[Component data from apps and pages]

..........

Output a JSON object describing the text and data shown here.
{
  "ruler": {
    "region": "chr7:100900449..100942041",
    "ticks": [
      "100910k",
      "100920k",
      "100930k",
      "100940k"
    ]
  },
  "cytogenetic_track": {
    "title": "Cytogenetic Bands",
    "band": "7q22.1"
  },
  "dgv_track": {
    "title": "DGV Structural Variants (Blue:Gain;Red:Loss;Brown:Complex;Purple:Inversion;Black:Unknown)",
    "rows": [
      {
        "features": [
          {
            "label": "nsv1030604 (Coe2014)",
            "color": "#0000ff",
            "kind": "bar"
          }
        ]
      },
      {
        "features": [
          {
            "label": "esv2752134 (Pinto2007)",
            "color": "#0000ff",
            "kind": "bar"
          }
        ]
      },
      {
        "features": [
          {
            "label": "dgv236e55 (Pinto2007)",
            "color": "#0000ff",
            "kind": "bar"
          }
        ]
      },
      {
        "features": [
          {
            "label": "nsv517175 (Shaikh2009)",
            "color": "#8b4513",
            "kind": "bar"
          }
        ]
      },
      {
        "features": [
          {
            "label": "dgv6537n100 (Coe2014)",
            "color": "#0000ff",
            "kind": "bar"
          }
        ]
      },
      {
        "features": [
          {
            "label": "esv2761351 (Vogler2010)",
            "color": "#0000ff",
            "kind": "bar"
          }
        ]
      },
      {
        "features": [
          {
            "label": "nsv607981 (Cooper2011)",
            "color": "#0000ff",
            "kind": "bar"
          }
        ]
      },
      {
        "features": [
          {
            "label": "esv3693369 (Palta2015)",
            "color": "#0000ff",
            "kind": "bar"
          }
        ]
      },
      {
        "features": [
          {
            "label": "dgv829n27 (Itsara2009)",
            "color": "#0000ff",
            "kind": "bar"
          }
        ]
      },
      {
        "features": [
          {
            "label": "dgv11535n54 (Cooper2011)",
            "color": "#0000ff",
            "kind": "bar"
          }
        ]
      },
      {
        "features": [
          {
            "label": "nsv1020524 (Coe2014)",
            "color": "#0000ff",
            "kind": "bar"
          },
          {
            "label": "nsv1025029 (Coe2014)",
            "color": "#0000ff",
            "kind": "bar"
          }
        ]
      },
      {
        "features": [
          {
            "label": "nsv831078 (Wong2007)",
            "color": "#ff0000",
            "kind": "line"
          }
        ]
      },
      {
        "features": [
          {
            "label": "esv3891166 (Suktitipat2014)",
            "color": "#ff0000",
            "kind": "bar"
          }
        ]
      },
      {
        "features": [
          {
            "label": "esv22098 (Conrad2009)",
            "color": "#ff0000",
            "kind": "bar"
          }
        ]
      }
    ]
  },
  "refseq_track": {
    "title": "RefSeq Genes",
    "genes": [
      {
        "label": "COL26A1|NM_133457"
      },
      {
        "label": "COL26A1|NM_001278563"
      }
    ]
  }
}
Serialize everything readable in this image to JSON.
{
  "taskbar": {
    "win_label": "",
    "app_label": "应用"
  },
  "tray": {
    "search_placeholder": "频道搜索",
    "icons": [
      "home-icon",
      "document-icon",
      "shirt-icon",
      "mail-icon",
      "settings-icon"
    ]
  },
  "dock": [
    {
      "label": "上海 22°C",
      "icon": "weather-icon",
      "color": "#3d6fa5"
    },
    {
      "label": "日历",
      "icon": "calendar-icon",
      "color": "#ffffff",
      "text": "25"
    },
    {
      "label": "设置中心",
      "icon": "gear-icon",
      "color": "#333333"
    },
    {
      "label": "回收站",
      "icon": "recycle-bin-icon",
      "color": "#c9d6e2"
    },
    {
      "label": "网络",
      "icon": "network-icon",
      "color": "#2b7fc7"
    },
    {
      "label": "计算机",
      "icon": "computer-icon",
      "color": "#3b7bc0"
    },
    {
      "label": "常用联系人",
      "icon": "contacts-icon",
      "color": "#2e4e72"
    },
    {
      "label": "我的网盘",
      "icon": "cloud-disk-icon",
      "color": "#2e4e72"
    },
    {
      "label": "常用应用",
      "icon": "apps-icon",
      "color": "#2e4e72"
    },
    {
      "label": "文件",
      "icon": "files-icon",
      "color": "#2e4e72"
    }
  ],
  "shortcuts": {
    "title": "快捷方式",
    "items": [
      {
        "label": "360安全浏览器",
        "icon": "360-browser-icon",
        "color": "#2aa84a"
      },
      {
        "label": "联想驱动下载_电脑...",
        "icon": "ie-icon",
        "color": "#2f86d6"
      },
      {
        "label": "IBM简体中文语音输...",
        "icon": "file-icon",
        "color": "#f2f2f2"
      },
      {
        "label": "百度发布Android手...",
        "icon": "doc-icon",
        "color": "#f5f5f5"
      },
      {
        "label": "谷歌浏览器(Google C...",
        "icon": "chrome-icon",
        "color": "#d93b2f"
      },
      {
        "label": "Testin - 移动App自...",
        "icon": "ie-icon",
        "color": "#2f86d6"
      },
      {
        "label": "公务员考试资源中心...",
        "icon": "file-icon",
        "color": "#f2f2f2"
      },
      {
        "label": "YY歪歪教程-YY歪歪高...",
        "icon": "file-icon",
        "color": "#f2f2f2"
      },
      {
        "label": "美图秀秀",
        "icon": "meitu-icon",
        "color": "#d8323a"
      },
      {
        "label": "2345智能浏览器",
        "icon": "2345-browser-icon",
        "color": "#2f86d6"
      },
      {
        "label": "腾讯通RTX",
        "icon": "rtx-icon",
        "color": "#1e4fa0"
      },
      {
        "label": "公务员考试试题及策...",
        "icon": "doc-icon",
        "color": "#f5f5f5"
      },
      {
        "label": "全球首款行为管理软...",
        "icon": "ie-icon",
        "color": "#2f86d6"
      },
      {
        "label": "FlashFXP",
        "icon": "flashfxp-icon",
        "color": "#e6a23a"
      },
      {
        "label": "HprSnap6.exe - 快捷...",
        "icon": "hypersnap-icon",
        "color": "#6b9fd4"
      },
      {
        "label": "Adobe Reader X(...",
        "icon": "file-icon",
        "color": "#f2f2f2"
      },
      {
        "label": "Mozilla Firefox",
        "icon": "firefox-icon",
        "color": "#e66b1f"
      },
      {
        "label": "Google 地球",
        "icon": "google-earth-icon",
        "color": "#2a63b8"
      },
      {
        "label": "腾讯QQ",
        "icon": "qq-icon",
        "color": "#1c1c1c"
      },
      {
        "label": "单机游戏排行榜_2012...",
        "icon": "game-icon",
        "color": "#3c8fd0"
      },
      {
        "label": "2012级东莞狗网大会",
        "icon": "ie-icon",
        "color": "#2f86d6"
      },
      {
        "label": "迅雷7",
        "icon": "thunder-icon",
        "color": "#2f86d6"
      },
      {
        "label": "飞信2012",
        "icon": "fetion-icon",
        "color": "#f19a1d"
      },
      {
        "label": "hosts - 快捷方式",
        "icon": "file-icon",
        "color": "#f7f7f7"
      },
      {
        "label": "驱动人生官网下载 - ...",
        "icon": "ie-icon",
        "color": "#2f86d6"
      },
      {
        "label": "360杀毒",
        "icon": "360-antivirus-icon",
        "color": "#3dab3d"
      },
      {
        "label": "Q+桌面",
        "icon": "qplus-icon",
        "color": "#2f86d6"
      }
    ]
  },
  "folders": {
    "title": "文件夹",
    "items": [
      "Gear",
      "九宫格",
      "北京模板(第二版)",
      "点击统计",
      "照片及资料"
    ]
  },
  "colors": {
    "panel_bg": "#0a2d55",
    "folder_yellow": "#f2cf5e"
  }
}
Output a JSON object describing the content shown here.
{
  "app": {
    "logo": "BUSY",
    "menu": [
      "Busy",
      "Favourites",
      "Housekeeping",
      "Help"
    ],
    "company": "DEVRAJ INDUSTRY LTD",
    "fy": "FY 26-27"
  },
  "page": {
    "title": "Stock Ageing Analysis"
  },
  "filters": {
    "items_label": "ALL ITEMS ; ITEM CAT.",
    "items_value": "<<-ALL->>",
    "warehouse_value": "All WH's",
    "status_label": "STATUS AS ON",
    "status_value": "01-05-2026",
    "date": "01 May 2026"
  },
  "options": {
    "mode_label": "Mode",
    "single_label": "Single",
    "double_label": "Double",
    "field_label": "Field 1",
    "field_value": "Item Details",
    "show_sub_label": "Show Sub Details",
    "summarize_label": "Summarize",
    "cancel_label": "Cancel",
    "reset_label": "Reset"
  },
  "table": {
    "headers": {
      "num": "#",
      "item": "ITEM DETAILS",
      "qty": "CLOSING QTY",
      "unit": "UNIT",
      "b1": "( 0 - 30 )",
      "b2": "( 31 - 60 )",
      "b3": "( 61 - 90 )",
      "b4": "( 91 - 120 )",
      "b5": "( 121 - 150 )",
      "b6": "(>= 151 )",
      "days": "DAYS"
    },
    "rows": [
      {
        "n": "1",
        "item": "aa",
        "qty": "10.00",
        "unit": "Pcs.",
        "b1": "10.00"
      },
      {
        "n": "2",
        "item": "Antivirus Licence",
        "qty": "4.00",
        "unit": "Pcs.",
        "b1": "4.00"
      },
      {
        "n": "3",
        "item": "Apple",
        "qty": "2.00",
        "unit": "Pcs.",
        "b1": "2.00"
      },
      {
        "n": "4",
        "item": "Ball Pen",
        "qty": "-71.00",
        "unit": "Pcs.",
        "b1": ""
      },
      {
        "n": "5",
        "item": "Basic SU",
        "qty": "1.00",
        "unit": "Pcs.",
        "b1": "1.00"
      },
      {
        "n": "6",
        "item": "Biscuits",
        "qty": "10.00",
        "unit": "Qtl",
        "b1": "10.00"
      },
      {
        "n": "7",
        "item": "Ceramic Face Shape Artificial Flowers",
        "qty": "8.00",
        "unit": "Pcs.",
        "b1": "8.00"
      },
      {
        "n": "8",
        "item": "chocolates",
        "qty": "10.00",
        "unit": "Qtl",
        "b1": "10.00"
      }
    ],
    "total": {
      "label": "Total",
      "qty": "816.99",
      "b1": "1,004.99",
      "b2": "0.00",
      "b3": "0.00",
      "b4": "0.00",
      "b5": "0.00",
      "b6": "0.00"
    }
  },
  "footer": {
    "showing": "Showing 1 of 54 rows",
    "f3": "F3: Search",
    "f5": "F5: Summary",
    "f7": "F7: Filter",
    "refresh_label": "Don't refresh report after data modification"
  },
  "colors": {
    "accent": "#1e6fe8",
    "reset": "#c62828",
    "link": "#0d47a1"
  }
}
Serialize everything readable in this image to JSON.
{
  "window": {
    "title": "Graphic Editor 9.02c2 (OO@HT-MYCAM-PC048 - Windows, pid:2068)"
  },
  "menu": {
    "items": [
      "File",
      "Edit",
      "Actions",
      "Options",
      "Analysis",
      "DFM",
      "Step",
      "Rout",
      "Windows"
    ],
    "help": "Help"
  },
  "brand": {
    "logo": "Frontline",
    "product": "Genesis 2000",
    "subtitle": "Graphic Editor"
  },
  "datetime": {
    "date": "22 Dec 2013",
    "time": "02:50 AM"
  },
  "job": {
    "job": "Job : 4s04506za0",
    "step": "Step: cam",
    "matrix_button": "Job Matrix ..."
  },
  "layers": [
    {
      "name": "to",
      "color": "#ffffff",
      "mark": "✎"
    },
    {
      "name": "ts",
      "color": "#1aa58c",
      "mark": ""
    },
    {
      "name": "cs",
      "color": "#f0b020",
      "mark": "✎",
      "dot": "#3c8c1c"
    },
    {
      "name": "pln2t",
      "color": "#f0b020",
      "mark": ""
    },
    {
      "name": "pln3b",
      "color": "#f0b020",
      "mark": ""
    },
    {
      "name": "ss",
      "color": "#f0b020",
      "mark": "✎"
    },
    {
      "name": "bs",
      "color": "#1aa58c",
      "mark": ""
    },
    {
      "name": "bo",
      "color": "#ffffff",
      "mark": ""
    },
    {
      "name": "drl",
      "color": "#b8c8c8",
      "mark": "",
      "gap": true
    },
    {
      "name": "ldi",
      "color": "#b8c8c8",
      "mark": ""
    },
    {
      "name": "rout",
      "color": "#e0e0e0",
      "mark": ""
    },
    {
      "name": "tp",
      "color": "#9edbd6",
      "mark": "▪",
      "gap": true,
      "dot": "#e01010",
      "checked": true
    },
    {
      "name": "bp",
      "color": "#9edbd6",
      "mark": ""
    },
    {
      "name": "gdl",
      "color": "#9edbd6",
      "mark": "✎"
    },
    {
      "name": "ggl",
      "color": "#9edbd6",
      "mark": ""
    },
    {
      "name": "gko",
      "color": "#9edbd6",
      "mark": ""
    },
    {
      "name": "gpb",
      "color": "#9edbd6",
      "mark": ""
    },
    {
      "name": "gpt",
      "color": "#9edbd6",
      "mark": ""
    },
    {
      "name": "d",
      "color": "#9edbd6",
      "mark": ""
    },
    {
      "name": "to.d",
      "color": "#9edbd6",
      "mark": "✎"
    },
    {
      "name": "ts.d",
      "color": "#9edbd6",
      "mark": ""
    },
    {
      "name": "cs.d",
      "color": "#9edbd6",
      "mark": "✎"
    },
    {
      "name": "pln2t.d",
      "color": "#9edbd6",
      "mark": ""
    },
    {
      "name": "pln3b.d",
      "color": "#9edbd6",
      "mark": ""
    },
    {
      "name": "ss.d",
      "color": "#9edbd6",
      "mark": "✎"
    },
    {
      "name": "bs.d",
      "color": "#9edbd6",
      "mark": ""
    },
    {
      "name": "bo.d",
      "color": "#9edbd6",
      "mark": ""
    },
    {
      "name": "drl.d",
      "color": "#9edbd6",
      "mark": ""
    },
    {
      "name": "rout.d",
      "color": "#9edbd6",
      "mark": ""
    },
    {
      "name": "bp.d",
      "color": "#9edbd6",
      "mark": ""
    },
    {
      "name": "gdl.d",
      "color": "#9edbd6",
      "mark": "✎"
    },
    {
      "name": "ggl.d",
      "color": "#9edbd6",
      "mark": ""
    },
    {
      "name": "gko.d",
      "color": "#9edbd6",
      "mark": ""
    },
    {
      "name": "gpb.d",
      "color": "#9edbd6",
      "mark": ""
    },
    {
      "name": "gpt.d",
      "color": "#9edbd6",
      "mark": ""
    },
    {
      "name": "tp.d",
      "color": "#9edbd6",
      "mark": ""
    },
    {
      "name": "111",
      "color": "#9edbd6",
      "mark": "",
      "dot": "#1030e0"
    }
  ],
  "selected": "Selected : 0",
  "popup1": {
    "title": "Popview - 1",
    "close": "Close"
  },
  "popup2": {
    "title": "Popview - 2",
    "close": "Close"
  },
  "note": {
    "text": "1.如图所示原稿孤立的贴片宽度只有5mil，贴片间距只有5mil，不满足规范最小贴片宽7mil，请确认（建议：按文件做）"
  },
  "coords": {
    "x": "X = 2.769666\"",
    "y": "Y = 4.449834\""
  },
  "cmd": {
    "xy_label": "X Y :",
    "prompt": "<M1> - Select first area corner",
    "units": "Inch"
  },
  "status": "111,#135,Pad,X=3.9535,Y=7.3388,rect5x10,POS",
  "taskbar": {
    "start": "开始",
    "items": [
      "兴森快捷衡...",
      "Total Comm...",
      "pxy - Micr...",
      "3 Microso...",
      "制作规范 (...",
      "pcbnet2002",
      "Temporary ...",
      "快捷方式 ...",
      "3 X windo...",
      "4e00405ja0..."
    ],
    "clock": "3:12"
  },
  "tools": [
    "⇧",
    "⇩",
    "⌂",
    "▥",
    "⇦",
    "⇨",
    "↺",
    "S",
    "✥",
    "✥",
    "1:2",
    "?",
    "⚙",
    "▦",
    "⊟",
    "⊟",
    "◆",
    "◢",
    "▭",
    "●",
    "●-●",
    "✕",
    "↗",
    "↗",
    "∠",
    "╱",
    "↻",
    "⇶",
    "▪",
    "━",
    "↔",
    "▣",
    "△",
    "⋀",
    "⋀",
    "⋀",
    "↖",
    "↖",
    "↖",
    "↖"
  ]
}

..........

Exercise
From the data above, copy each line where the string "Output" appears.

Answer to the problem
Output a JSON object describing the text and data shown here.
Output a JSON object describing the content shown here.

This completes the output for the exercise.